# GIVEN INSTRUCTION
Give back all the data exactly, line by line.

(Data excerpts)

● ● ●

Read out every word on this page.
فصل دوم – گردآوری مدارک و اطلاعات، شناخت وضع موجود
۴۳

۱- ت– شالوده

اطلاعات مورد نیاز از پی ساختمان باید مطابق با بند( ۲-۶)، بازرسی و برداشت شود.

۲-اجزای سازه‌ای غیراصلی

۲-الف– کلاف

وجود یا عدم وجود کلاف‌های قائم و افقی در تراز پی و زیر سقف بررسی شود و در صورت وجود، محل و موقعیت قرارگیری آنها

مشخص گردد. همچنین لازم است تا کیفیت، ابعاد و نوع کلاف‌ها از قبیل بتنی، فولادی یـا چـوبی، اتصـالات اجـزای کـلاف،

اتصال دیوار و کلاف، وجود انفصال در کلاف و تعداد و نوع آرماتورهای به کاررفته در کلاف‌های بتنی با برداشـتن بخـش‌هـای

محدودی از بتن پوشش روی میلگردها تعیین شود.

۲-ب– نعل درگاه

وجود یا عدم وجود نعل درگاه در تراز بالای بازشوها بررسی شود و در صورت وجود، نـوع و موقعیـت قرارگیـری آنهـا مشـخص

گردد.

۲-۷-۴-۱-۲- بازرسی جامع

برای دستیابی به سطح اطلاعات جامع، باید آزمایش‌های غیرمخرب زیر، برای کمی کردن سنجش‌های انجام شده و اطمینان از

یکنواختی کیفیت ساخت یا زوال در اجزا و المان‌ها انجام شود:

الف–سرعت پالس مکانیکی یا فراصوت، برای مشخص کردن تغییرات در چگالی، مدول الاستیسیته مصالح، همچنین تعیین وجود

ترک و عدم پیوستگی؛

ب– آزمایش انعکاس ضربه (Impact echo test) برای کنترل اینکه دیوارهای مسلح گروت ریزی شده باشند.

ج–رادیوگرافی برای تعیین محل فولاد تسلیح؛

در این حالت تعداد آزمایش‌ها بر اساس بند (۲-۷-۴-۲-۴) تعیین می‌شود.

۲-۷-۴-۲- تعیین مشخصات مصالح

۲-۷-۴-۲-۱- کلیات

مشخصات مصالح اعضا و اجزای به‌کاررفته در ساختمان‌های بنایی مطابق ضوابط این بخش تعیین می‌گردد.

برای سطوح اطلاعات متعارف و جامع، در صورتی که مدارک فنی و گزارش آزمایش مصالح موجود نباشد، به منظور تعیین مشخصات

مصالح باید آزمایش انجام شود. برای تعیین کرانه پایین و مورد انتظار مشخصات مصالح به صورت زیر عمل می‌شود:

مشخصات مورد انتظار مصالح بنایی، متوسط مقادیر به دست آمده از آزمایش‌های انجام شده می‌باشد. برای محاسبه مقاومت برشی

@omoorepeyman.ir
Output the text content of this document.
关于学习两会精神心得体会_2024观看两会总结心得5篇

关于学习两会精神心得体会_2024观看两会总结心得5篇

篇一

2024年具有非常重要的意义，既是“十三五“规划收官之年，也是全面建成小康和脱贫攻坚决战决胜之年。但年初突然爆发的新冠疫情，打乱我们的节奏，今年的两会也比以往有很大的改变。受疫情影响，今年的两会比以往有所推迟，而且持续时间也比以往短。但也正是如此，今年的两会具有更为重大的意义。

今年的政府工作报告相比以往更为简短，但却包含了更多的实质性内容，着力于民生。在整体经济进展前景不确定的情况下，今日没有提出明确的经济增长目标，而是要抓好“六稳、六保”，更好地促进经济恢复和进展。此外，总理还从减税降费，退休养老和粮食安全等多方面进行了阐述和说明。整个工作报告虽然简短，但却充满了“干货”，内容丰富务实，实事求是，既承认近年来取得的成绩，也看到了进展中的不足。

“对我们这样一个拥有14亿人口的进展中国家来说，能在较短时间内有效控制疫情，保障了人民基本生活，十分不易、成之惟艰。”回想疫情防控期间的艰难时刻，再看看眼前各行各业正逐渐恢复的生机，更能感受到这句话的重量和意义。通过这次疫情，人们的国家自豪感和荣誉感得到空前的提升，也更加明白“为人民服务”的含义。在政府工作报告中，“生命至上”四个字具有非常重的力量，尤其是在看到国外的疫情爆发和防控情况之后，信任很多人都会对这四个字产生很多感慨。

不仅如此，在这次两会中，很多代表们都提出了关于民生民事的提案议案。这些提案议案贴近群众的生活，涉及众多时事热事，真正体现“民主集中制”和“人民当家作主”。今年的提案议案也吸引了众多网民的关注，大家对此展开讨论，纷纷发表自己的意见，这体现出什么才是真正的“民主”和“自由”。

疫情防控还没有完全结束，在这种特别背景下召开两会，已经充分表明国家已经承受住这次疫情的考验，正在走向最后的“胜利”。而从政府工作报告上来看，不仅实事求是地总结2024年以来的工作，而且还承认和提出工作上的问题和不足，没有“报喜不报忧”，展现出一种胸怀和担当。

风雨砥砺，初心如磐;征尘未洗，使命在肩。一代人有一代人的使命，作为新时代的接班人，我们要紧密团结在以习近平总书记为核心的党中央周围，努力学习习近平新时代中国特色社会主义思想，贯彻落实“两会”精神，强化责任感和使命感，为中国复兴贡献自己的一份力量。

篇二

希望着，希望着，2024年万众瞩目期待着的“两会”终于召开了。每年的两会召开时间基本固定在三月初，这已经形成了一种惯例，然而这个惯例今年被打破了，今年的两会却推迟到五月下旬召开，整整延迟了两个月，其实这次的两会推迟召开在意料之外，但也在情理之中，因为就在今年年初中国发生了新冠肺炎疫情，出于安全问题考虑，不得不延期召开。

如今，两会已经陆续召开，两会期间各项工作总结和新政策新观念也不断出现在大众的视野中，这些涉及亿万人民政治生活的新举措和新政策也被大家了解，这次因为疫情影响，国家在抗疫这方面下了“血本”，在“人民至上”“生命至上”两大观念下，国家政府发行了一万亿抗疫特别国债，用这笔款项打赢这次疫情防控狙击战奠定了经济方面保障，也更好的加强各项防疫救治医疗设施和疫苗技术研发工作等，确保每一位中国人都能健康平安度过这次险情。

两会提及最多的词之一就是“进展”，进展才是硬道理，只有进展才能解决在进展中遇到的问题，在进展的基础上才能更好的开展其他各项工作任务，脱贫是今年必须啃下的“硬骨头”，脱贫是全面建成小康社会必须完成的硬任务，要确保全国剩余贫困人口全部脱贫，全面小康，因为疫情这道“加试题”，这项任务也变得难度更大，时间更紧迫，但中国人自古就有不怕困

● ● ●

# WORKED SOLUTION
Read out every word on this page.
فصل دوم – گردآوری مدارک و اطلاعات، شناخت وضع موجود
۴۳

۱- ت– شالوده

اطلاعات مورد نیاز از پی ساختمان باید مطابق با بند( ۲-۶)، بازرسی و برداشت شود.

۲-اجزای سازه‌ای غیراصلی

۲-الف– کلاف

وجود یا عدم وجود کلاف‌های قائم و افقی در تراز پی و زیر سقف بررسی شود و در صورت وجود، محل و موقعیت قرارگیری آنها

مشخص گردد. همچنین لازم است تا کیفیت، ابعاد و نوع کلاف‌ها از قبیل بتنی، فولادی یـا چـوبی، اتصـالات اجـزای کـلاف،

اتصال دیوار و کلاف، وجود انفصال در کلاف و تعداد و نوع آرماتورهای به کاررفته در کلاف‌های بتنی با برداشـتن بخـش‌هـای

محدودی از بتن پوشش روی میلگردها تعیین شود.

۲-ب– نعل درگاه

وجود یا عدم وجود نعل درگاه در تراز بالای بازشوها بررسی شود و در صورت وجود، نـوع و موقعیـت قرارگیـری آنهـا مشـخص

گردد.

۲-۷-۴-۱-۲- بازرسی جامع

برای دستیابی به سطح اطلاعات جامع، باید آزمایش‌های غیرمخرب زیر، برای کمی کردن سنجش‌های انجام شده و اطمینان از

یکنواختی کیفیت ساخت یا زوال در اجزا و المان‌ها انجام شود:

الف–سرعت پالس مکانیکی یا فراصوت، برای مشخص کردن تغییرات در چگالی، مدول الاستیسیته مصالح، همچنین تعیین وجود

ترک و عدم پیوستگی؛

ب– آزمایش انعکاس ضربه (Impact echo test) برای کنترل اینکه دیوارهای مسلح گروت ریزی شده باشند.

ج–رادیوگرافی برای تعیین محل فولاد تسلیح؛

در این حالت تعداد آزمایش‌ها بر اساس بند (۲-۷-۴-۲-۴) تعیین می‌شود.

۲-۷-۴-۲- تعیین مشخصات مصالح

۲-۷-۴-۲-۱- کلیات

مشخصات مصالح اعضا و اجزای به‌کاررفته در ساختمان‌های بنایی مطابق ضوابط این بخش تعیین می‌گردد.

برای سطوح اطلاعات متعارف و جامع، در صورتی که مدارک فنی و گزارش آزمایش مصالح موجود نباشد، به منظور تعیین مشخصات

مصالح باید آزمایش انجام شود. برای تعیین کرانه پایین و مورد انتظار مشخصات مصالح به صورت زیر عمل می‌شود:

مشخصات مورد انتظار مصالح بنایی، متوسط مقادیر به دست آمده از آزمایش‌های انجام شده می‌باشد. برای محاسبه مقاومت برشی

@omoorepeyman.ir
Output the text content of this document.
关于学习两会精神心得体会_2024观看两会总结心得5篇

关于学习两会精神心得体会_2024观看两会总结心得5篇

篇一

2024年具有非常重要的意义，既是“十三五“规划收官之年，也是全面建成小康和脱贫攻坚决战决胜之年。但年初突然爆发的新冠疫情，打乱我们的节奏，今年的两会也比以往有很大的改变。受疫情影响，今年的两会比以往有所推迟，而且持续时间也比以往短。但也正是如此，今年的两会具有更为重大的意义。

今年的政府工作报告相比以往更为简短，但却包含了更多的实质性内容，着力于民生。在整体经济进展前景不确定的情况下，今日没有提出明确的经济增长目标，而是要抓好“六稳、六保”，更好地促进经济恢复和进展。此外，总理还从减税降费，退休养老和粮食安全等多方面进行了阐述和说明。整个工作报告虽然简短，但却充满了“干货”，内容丰富务实，实事求是，既承认近年来取得的成绩，也看到了进展中的不足。

“对我们这样一个拥有14亿人口的进展中国家来说，能在较短时间内有效控制疫情，保障了人民基本生活，十分不易、成之惟艰。”回想疫情防控期间的艰难时刻，再看看眼前各行各业正逐渐恢复的生机，更能感受到这句话的重量和意义。通过这次疫情，人们的国家自豪感和荣誉感得到空前的提升，也更加明白“为人民服务”的含义。在政府工作报告中，“生命至上”四个字具有非常重的力量，尤其是在看到国外的疫情爆发和防控情况之后，信任很多人都会对这四个字产生很多感慨。

不仅如此，在这次两会中，很多代表们都提出了关于民生民事的提案议案。这些提案议案贴近群众的生活，涉及众多时事热事，真正体现“民主集中制”和“人民当家作主”。今年的提案议案也吸引了众多网民的关注，大家对此展开讨论，纷纷发表自己的意见，这体现出什么才是真正的“民主”和“自由”。

疫情防控还没有完全结束，在这种特别背景下召开两会，已经充分表明国家已经承受住这次疫情的考验，正在走向最后的“胜利”。而从政府工作报告上来看，不仅实事求是地总结2024年以来的工作，而且还承认和提出工作上的问题和不足，没有“报喜不报忧”，展现出一种胸怀和担当。

风雨砥砺，初心如磐;征尘未洗，使命在肩。一代人有一代人的使命，作为新时代的接班人，我们要紧密团结在以习近平总书记为核心的党中央周围，努力学习习近平新时代中国特色社会主义思想，贯彻落实“两会”精神，强化责任感和使命感，为中国复兴贡献自己的一份力量。

篇二

希望着，希望着，2024年万众瞩目期待着的“两会”终于召开了。每年的两会召开时间基本固定在三月初，这已经形成了一种惯例，然而这个惯例今年被打破了，今年的两会却推迟到五月下旬召开，整整延迟了两个月，其实这次的两会推迟召开在意料之外，但也在情理之中，因为就在今年年初中国发生了新冠肺炎疫情，出于安全问题考虑，不得不延期召开。

如今，两会已经陆续召开，两会期间各项工作总结和新政策新观念也不断出现在大众的视野中，这些涉及亿万人民政治生活的新举措和新政策也被大家了解，这次因为疫情影响，国家在抗疫这方面下了“血本”，在“人民至上”“生命至上”两大观念下，国家政府发行了一万亿抗疫特别国债，用这笔款项打赢这次疫情防控狙击战奠定了经济方面保障，也更好的加强各项防疫救治医疗设施和疫苗技术研发工作等，确保每一位中国人都能健康平安度过这次险情。

两会提及最多的词之一就是“进展”，进展才是硬道理，只有进展才能解决在进展中遇到的问题，在进展的基础上才能更好的开展其他各项工作任务，脱贫是今年必须啃下的“硬骨头”，脱贫是全面建成小康社会必须完成的硬任务，要确保全国剩余贫困人口全部脱贫，全面小康，因为疫情这道“加试题”，这项任务也变得难度更大，时间更紧迫，但中国人自古就有不怕困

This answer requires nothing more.